PROVIDED RECORDS:
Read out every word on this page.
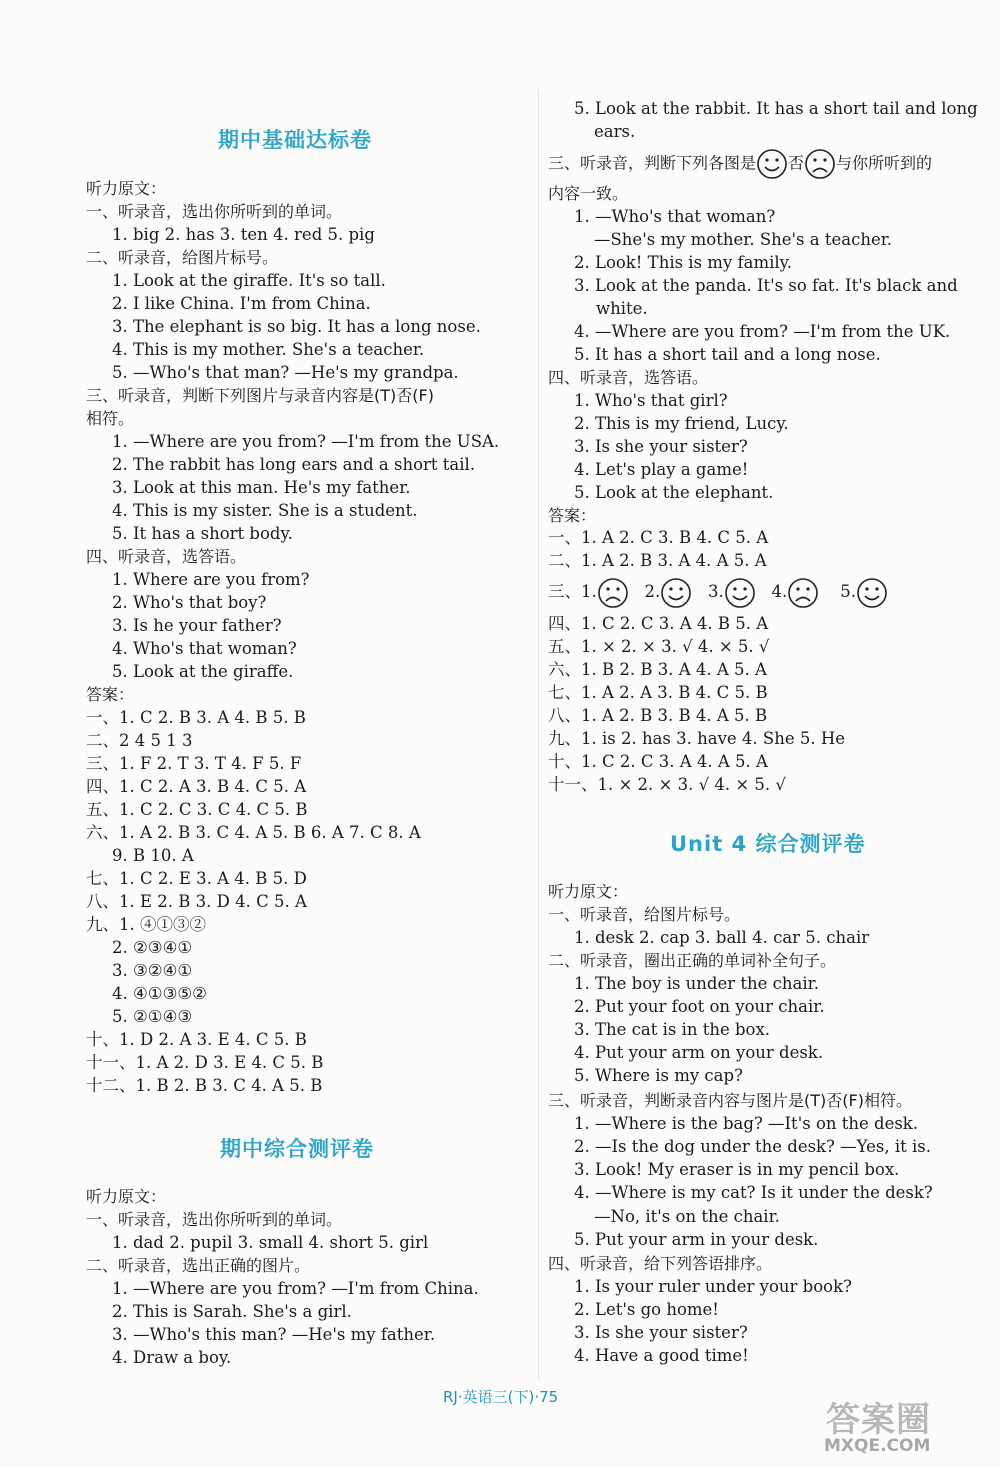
期中基础达标卷
听力原文：
一、听录音，选出你所听到的单词。
1. big 2. has 3. ten 4. red 5. pig
二、听录音，给图片标号。
1. Look at the giraffe. It's so tall.
2. I like China. I'm from China.
3. The elephant is so big. It has a long nose.
4. This is my mother. She's a teacher.
5. —Who's that man? —He's my grandpa.
三、听录音，判断下列图片与录音内容是(T)否(F)
相符。
1. —Where are you from? —I'm from the USA.
2. The rabbit has long ears and a short tail.
3. Look at this man. He's my father.
4. This is my sister. She is a student.
5. It has a short body.
四、听录音，选答语。
1. Where are you from?
2. Who's that boy?
3. Is he your father?
4. Who's that woman?
5. Look at the giraffe.
答案：
一、1. C 2. B 3. A 4. B 5. B
二、2 4 5 1 3
三、1. F 2. T 3. T 4. F 5. F
四、1. C 2. A 3. B 4. C 5. A
五、1. C 2. C 3. C 4. C 5. B
六、1. A 2. B 3. C 4. A 5. B 6. A 7. C 8. A
9. B 10. A
七、1. C 2. E 3. A 4. B 5. D
八、1. E 2. B 3. D 4. C 5. A
九、1. ④①③②
2. ②③④①
3. ③②④①
4. ④①③⑤②
5. ②①④③
十、1. D 2. A 3. E 4. C 5. B
十一、1. A 2. D 3. E 4. C 5. B
十二、1. B 2. B 3. C 4. A 5. B
期中综合测评卷
听力原文：
一、听录音，选出你所听到的单词。
1. dad 2. pupil 3. small 4. short 5. girl
二、听录音，选出正确的图片。
1. —Where are you from? —I'm from China.
2. This is Sarah. She's a girl.
3. —Who's this man? —He's my father.
4. Draw a boy.
5. Look at the rabbit. It has a short tail and long
ears.
三、听录音，判断下列各图是 否 与你所听到的
内容一致。
1. —Who's that woman?
—She's my mother. She's a teacher.
2. Look! This is my family.
3. Look at the panda. It's so fat. It's black and
white.
4. —Where are you from? —I'm from the UK.
5. It has a short tail and a long nose.
四、听录音，选答语。
1. Who's that girl?
2. This is my friend, Lucy.
3. Is she your sister?
4. Let's play a game!
5. Look at the elephant.
答案：
一、1. A 2. C 3. B 4. C 5. A
二、1. A 2. B 3. A 4. A 5. A
三、1.	2.	3.	4.	5.
四、1. C 2. C 3. A 4. B 5. A
五、1. × 2. × 3. √ 4. × 5. √
六、1. B 2. B 3. A 4. A 5. A
七、1. A 2. A 3. B 4. C 5. B
八、1. A 2. B 3. B 4. A 5. B
九、1. is 2. has 3. have 4. She 5. He
十、1. C 2. C 3. A 4. A 5. A
十一、1. × 2. × 3. √ 4. × 5. √
Unit 4 综合测评卷
听力原文：
一、听录音，给图片标号。
1. desk 2. cap 3. ball 4. car 5. chair
二、听录音，圈出正确的单词补全句子。
1. The boy is under the chair.
2. Put your foot on your chair.
3. The cat is in the box.
4. Put your arm on your desk.
5. Where is my cap?
三、听录音，判断录音内容与图片是(T)否(F)相符。
1. —Where is the bag? —It's on the desk.
2. —Is the dog under the desk? —Yes, it is.
3. Look! My eraser is in my pencil box.
4. —Where is my cat? Is it under the desk?
—No, it's on the chair.
5. Put your arm in your desk.
四、听录音，给下列答语排序。
1. Is your ruler under your book?
2. Let's go home!
3. Is she your sister?
4. Have a good time!
RJ·英语三(下)·75
答案圈
MXQE.COM
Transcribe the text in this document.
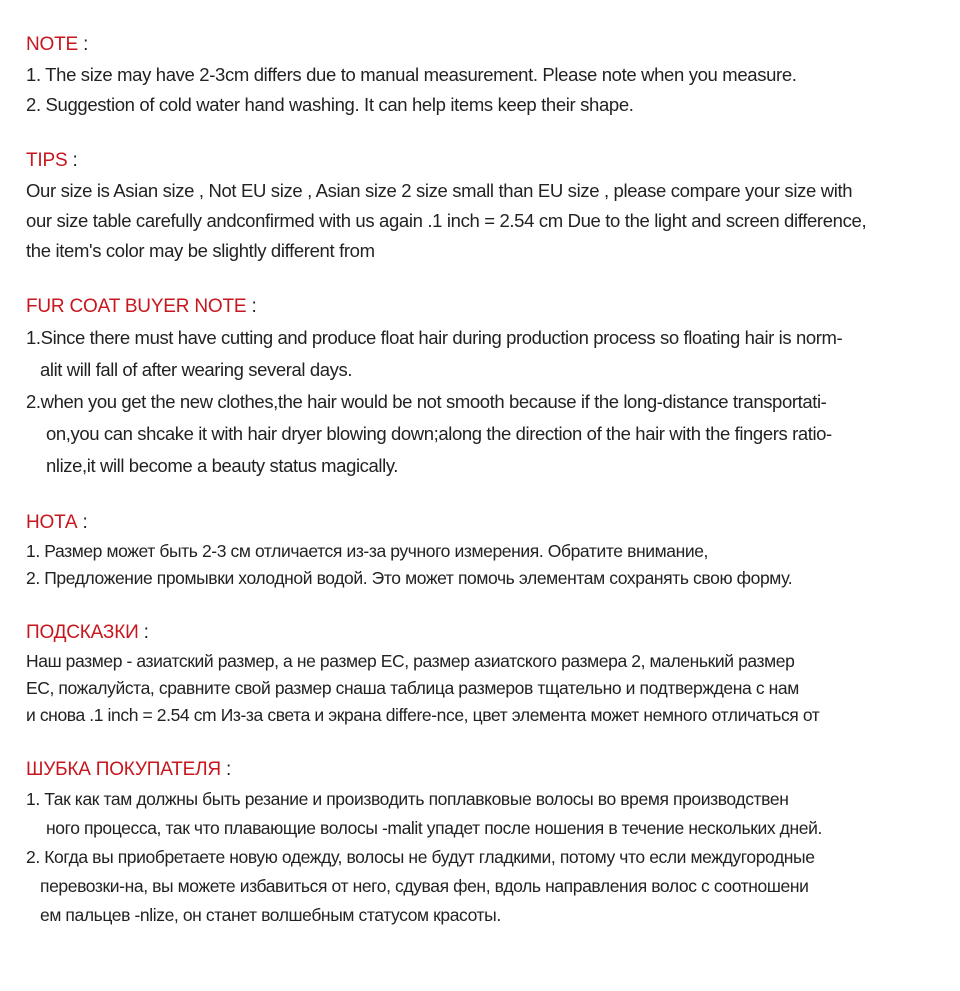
NOTE :

1. The size may have 2-3cm differs due to manual measurement. Please note when you measure.

2. Suggestion of cold water hand washing. It can help items keep their shape.

TIPS :

Our size is Asian size , Not EU size , Asian size 2 size small than EU size , please compare your size with

our size table carefully andconfirmed with us again .1 inch = 2.54 cm Due to the light and screen difference,

the item's color may be slightly different from

FUR COAT BUYER NOTE :

1.Since there must have cutting and produce float hair during production process so floating hair is norm-

alit will fall of after wearing several days.

2.when you get the new clothes,the hair would be not smooth because if the long-distance transportati-

on,you can shcake it with hair dryer blowing down;along the direction of the hair with the fingers ratio-

nlize,it will become a beauty status magically.

НОТА :

1. Размер может быть 2-3 см отличается из-за ручного измерения. Обратите внимание,

2. Предложение промывки холодной водой. Это может помочь элементам сохранять свою форму.

ПОДСКАЗКИ :

Наш размер - азиатский размер, а не размер ЕС, размер азиатского размера 2, маленький размер

ЕС, пожалуйста, сравните свой размер снаша таблица размеров тщательно и подтверждена с нам

и снова .1 inch = 2.54 cm Из-за света и экрана differe-nce, цвет элемента может немного отличаться от

ШУБКА ПОКУПАТЕЛЯ :

1. Так как там должны быть резание и производить поплавковые волосы во время производствен

ного процесса, так что плавающие волосы -malit упадет после ношения в течение нескольких дней.

2. Когда вы приобретаете новую одежду, волосы не будут гладкими, потому что если междугородные

перевозки-на, вы можете избавиться от него, сдувая фен, вдоль направления волос с соотношени

ем пальцев -nlize, он станет волшебным статусом красоты.
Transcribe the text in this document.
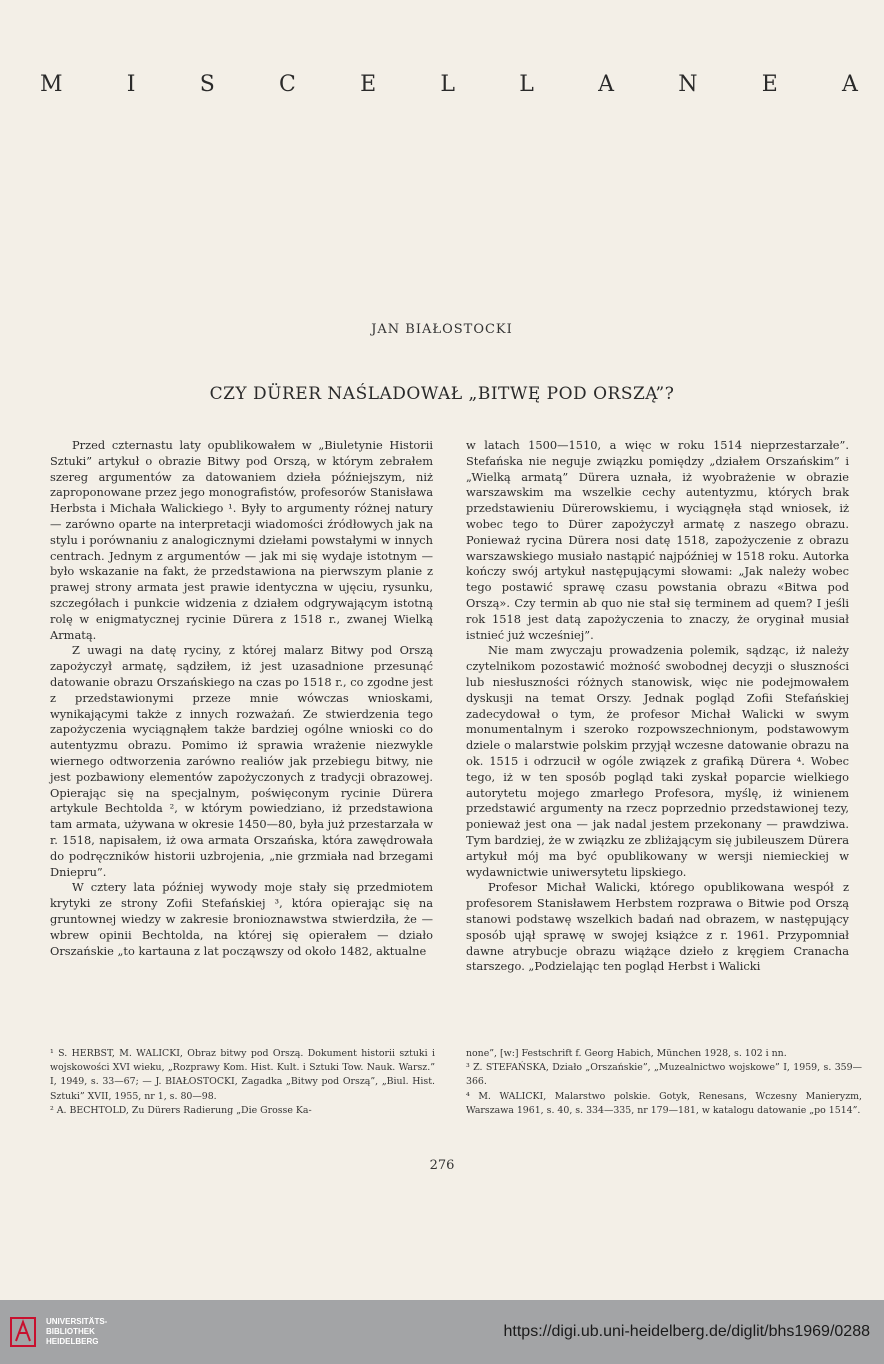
M	I	S	C	E	L	L	A	N	E	A
JAN BIAŁOSTOCKI
CZY DÜRER NAŚLADOWAŁ „BITWĘ POD ORSZĄ”?

Przed czternastu laty opublikowałem w „Biuletynie Historii Sztuki” artykuł o obrazie Bitwy pod Orszą, w którym zebrałem szereg argumentów za datowaniem dzieła późniejszym, niż zaproponowane przez jego monografistów, profesorów Stanisława Herbsta i Michała Walickiego ¹. Były to argumenty różnej natury — zarówno oparte na interpretacji wiadomości źródłowych jak na stylu i porównaniu z analogicznymi dziełami powstałymi w innych centrach. Jednym z argumentów — jak mi się wydaje istotnym — było wskazanie na fakt, że przedstawiona na pierwszym planie z prawej strony armata jest prawie identyczna w ujęciu, rysunku, szczegółach i punkcie widzenia z działem odgrywającym istotną rolę w enigmatycznej rycinie Dürera z 1518 r., zwanej Wielką Armatą.

Z uwagi na datę ryciny, z której malarz Bitwy pod Orszą zapożyczył armatę, sądziłem, iż jest uzasadnione przesunąć datowanie obrazu Orszańskiego na czas po 1518 r., co zgodne jest z przedstawionymi przeze mnie wówczas wnioskami, wynikającymi także z innych rozważań. Ze stwierdzenia tego zapożyczenia wyciągnąłem także bardziej ogólne wnioski co do autentyzmu obrazu. Pomimo iż sprawia wrażenie niezwykle wiernego odtworzenia zarówno realiów jak przebiegu bitwy, nie jest pozbawiony elementów zapożyczonych z tradycji obrazowej. Opierając się na specjalnym, poświęconym rycinie Dürera artykule Bechtolda ², w którym powiedziano, iż przedstawiona tam armata, używana w okresie 1450—80, była już przestarzała w r. 1518, napisałem, iż owa armata Orszańska, która zawędrowała do podręczników historii uzbrojenia, „nie grzmiała nad brzegami Dniepru”.

W cztery lata później wywody moje stały się przedmiotem krytyki ze strony Zofii Stefańskiej ³, która opierając się na gruntownej wiedzy w zakresie bronioznawstwa stwierdziła, że — wbrew opinii Bechtolda, na której się opierałem — działo Orszańskie „to kartauna z lat począwszy od około 1482, aktualne

w latach 1500—1510, a więc w roku 1514 nieprzestarzałe”. Stefańska nie neguje związku pomiędzy „działem Orszańskim” i „Wielką armatą” Dürera uznała, iż wyobrażenie w obrazie warszawskim ma wszelkie cechy autentyzmu, których brak przedstawieniu Dürerowskiemu, i wyciągnęła stąd wniosek, iż wobec tego to Dürer zapożyczył armatę z naszego obrazu. Ponieważ rycina Dürera nosi datę 1518, zapożyczenie z obrazu warszawskiego musiało nastąpić najpóźniej w 1518 roku. Autorka kończy swój artykuł następującymi słowami: „Jak należy wobec tego postawić sprawę czasu powstania obrazu «Bitwa pod Orszą». Czy termin ab quo nie stał się terminem ad quem? I jeśli rok 1518 jest datą zapożyczenia to znaczy, że oryginał musiał istnieć już wcześniej”.

Nie mam zwyczaju prowadzenia polemik, sądząc, iż należy czytelnikom pozostawić możność swobodnej decyzji o słuszności lub niesłuszności różnych stanowisk, więc nie podejmowałem dyskusji na temat Orszy. Jednak pogląd Zofii Stefańskiej zadecydował o tym, że profesor Michał Walicki w swym monumentalnym i szeroko rozpowszechnionym, podstawowym dziele o malarstwie polskim przyjął wczesne datowanie obrazu na ok. 1515 i odrzucił w ogóle związek z grafiką Dürera ⁴. Wobec tego, iż w ten sposób pogląd taki zyskał poparcie wielkiego autorytetu mojego zmarłego Profesora, myślę, iż winienem przedstawić argumenty na rzecz poprzednio przedstawionej tezy, ponieważ jest ona — jak nadal jestem przekonany — prawdziwa. Tym bardziej, że w związku ze zbliżającym się jubileuszem Dürera artykuł mój ma być opublikowany w wersji niemieckiej w wydawnictwie uniwersytetu lipskiego.

Profesor Michał Walicki, którego opublikowana wespół z profesorem Stanisławem Herbstem rozprawa o Bitwie pod Orszą stanowi podstawę wszelkich badań nad obrazem, w następujący sposób ujął sprawę w swojej książce z r. 1961. Przypomniał dawne atrybucje obrazu wiążące dzieło z kręgiem Cranacha starszego. „Podzielając ten pogląd Herbst i Walicki

¹ S. HERBST, M. WALICKI, Obraz bitwy pod Orszą. Dokument historii sztuki i wojskowości XVI wieku, „Rozprawy Kom. Hist. Kult. i Sztuki Tow. Nauk. Warsz.” I, 1949, s. 33—67; — J. BIAŁOSTOCKI, Zagadka „Bitwy pod Orszą”, „Biul. Hist. Sztuki” XVII, 1955, nr 1, s. 80—98.

² A. BECHTOLD, Zu Dürers Radierung „Die Grosse Ka-

none”, [w:] Festschrift f. Georg Habich, München 1928, s. 102 i nn.

³ Z. STEFAŃSKA, Działo „Orszańskie”, „Muzealnictwo wojskowe” I, 1959, s. 359—366.

⁴ M. WALICKI, Malarstwo polskie. Gotyk, Renesans, Wczesny Manieryzm, Warszawa 1961, s. 40, s. 334—335, nr 179—181, w katalogu datowanie „po 1514”.

276
UNIVERSITÄTS-
BIBLIOTHEK
HEIDELBERG
https://digi.ub.uni-heidelberg.de/diglit/bhs1969/0288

WHAT THE TASK ASKS: List each line of the records that holds the string "your".

THE SOLUTION:
3. Is he your father?
3. Is she your sister?
2. Put your foot on your chair.
4. Put your arm on your desk.
5. Put your arm in your desk.
1. Is your ruler under your book?
3. Is she your sister?
Our size is Asian size , Not EU size , Asian size 2 size small than EU size , please compare your size with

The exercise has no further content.